- _AIM OF THE EXERCISE_
Extract, verbatim, all lines starting at the one containing "Parse this screenshot: output" and ending with the final line of the listing, and no others.

- _RECORDS TO USE_
============================================================
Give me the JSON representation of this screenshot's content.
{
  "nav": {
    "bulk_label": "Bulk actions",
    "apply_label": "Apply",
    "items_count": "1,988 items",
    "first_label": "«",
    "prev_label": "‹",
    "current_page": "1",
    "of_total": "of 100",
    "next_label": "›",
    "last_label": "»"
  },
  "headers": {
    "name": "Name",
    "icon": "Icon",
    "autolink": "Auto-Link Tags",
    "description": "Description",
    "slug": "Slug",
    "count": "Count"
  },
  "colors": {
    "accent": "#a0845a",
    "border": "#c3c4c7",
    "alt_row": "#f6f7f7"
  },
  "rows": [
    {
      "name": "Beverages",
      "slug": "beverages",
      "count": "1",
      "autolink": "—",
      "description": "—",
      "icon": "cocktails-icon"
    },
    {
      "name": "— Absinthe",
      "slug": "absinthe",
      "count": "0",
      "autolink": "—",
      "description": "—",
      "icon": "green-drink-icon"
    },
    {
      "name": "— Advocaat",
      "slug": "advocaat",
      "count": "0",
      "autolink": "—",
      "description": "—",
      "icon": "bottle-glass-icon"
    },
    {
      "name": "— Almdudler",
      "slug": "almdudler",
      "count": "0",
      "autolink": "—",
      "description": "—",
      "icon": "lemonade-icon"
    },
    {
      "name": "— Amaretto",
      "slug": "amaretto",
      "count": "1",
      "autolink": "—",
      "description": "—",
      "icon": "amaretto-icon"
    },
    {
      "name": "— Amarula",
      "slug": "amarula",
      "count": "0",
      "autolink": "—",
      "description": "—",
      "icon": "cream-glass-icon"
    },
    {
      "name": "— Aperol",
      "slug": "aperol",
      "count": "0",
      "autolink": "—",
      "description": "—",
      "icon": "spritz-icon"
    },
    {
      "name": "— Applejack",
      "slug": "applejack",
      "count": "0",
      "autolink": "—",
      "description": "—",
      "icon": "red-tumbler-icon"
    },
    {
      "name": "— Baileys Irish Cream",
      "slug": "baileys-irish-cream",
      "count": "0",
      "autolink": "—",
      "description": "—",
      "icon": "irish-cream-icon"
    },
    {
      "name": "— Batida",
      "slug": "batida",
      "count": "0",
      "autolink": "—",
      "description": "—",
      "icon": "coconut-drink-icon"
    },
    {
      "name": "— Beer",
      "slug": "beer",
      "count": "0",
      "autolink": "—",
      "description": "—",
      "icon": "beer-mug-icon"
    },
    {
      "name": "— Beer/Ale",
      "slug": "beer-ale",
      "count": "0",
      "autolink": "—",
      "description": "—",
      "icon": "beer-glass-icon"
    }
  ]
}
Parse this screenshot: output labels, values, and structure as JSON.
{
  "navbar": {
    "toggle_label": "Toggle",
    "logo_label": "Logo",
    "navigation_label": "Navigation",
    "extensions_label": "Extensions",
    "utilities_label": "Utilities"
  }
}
============================================================
- _WORKED ANSWER_
Parse this screenshot: output labels, values, and structure as JSON.
{
  "navbar": {
    "toggle_label": "Toggle",
    "logo_label": "Logo",
    "navigation_label": "Navigation",
    "extensions_label": "Extensions",
    "utilities_label": "Utilities"
  }
}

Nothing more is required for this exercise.